- Some records -

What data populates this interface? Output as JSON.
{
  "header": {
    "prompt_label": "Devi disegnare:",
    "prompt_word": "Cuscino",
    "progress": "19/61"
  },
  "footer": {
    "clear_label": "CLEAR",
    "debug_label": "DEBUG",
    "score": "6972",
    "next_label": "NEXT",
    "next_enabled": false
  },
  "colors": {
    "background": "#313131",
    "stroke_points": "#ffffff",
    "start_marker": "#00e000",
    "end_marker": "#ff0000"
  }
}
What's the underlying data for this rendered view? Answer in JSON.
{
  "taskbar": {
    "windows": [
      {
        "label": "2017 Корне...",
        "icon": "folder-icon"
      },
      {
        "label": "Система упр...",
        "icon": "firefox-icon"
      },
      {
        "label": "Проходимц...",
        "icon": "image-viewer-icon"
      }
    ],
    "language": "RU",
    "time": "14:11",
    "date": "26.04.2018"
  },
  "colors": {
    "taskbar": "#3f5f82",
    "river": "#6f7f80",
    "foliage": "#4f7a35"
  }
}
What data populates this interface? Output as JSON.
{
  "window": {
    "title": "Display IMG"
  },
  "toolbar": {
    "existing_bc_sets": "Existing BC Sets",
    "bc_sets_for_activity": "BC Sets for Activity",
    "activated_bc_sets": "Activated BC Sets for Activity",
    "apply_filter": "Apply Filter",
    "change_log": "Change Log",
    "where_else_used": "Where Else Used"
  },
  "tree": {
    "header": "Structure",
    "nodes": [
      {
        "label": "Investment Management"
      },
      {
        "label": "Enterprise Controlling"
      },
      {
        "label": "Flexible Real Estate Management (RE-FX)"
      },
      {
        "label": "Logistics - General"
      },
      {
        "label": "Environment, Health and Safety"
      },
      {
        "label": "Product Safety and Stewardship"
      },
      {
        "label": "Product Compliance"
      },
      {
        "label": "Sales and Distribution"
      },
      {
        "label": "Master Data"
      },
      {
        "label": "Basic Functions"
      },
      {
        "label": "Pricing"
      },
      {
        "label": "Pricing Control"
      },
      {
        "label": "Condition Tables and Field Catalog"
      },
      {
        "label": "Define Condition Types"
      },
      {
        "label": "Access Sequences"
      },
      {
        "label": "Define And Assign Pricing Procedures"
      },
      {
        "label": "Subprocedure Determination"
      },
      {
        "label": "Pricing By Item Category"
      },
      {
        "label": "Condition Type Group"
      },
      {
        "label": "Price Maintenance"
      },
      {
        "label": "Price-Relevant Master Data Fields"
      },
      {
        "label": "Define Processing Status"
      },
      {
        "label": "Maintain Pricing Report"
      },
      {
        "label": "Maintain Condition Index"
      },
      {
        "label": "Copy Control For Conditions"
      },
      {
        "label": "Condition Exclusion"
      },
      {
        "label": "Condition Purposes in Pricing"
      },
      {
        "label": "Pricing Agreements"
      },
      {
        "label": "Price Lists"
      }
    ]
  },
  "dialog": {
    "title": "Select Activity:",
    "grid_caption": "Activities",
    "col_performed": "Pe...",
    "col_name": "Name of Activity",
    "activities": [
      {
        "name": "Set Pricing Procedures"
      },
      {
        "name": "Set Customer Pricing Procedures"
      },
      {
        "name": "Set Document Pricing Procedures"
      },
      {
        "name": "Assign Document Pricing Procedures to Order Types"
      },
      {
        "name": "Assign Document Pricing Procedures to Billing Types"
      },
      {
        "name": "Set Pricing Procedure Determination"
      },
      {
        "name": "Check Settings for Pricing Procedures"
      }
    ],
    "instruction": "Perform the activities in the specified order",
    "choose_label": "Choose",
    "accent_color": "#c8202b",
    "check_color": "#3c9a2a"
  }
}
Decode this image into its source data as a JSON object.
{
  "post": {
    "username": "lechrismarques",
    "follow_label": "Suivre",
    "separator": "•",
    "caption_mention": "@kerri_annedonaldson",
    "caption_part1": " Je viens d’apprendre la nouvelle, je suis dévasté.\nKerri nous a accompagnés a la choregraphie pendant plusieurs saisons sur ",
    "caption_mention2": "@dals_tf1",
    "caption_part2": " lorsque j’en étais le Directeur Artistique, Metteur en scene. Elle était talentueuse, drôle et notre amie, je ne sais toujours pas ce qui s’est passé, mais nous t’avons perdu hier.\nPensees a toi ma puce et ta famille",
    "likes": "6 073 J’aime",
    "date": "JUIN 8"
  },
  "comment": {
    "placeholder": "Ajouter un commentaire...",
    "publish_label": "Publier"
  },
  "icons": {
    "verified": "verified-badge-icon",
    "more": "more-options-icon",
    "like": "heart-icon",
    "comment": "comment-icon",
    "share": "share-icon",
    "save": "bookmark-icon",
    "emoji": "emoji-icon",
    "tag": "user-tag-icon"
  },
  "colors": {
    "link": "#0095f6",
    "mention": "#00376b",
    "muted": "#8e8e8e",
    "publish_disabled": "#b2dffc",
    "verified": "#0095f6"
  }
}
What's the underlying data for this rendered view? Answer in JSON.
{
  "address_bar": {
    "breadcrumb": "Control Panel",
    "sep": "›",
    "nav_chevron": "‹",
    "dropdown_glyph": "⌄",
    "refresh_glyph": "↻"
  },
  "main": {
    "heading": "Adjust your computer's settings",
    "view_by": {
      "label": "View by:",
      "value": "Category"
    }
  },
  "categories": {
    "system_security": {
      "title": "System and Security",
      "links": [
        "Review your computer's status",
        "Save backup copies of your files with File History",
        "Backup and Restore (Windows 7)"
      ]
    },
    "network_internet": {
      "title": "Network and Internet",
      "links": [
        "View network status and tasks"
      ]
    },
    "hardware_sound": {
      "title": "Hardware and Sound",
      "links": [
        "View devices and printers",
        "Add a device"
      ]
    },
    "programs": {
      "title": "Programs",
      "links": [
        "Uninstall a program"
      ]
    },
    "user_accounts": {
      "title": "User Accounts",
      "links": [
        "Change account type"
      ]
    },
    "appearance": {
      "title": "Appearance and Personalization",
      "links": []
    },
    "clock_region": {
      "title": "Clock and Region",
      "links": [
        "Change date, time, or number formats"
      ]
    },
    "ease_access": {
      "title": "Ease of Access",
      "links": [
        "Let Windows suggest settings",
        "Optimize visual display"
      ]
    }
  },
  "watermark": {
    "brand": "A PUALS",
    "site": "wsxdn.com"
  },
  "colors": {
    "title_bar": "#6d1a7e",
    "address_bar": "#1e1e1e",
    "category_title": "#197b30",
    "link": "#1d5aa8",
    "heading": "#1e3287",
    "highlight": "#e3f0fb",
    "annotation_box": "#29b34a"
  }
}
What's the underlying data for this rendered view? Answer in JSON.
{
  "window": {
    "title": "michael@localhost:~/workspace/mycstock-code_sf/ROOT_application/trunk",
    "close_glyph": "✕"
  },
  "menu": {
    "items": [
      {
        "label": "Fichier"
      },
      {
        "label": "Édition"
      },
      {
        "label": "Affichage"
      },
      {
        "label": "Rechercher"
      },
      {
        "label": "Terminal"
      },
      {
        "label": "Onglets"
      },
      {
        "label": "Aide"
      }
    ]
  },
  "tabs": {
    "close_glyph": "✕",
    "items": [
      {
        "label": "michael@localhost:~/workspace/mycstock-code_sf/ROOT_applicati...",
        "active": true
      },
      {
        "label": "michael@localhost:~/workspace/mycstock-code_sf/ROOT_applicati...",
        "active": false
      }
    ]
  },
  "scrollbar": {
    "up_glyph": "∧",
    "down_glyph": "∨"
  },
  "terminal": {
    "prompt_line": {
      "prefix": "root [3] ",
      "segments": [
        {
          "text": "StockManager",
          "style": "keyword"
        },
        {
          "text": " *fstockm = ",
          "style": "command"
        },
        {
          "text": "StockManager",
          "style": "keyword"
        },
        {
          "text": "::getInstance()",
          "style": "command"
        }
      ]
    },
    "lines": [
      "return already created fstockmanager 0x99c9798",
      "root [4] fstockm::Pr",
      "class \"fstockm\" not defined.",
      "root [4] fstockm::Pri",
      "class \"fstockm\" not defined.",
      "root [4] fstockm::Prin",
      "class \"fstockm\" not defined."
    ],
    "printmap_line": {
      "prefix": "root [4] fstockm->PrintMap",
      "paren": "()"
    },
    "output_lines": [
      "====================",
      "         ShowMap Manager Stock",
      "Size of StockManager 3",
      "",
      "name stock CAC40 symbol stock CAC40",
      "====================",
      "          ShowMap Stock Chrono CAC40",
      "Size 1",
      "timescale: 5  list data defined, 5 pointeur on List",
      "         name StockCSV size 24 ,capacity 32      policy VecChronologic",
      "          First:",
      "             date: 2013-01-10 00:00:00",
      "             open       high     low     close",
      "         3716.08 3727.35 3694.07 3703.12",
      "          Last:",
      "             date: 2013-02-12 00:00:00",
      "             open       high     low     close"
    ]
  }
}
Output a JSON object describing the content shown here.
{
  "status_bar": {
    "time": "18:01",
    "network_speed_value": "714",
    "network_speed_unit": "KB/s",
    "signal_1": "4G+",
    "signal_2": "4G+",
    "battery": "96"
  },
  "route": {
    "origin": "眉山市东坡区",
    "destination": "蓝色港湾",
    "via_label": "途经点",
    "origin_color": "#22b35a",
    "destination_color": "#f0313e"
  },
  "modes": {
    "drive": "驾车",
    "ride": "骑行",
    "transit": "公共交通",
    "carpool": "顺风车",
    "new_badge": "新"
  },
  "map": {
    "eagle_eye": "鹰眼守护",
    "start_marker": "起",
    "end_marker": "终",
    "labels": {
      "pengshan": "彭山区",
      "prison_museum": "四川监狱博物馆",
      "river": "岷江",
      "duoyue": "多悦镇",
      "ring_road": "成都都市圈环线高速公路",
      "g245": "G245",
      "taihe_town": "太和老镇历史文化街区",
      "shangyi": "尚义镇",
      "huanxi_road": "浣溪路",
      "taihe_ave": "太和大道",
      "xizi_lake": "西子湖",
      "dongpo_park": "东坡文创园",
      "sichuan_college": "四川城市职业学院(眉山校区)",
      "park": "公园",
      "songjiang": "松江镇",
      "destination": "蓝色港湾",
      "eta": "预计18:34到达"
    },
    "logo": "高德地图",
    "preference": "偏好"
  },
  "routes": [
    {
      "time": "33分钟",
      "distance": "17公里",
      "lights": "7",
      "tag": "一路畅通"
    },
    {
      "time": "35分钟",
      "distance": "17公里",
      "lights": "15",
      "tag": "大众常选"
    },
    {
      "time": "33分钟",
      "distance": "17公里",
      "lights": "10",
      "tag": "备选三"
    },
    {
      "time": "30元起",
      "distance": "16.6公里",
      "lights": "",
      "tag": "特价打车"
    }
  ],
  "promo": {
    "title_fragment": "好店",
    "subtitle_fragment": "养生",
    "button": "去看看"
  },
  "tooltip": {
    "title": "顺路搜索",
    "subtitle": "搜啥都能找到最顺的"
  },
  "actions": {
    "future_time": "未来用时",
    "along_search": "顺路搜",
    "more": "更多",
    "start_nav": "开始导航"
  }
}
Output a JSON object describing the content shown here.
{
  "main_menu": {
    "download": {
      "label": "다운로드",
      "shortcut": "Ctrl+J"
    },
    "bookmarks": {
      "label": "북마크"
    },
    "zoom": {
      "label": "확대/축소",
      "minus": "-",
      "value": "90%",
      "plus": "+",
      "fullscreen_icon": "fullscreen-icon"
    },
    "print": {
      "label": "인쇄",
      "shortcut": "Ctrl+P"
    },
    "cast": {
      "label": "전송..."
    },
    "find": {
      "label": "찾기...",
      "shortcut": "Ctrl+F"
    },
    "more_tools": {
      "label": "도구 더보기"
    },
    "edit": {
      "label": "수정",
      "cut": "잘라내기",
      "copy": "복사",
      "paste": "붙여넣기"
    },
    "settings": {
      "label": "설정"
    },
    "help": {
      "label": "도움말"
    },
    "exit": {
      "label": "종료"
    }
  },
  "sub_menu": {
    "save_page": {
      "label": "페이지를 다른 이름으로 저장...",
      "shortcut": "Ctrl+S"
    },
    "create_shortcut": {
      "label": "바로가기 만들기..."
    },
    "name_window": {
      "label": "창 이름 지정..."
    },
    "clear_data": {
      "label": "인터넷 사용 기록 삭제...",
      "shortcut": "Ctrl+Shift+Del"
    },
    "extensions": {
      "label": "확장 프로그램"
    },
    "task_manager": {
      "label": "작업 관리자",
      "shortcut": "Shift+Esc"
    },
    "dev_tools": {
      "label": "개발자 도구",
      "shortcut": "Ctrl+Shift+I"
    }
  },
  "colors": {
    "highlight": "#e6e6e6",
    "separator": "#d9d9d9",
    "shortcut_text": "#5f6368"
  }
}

- WHAT NEEDS TO BE DONE -
Above are several records. Count the lines among them that contain "Safety" and give only the total.

- COMPLETED TASK -
2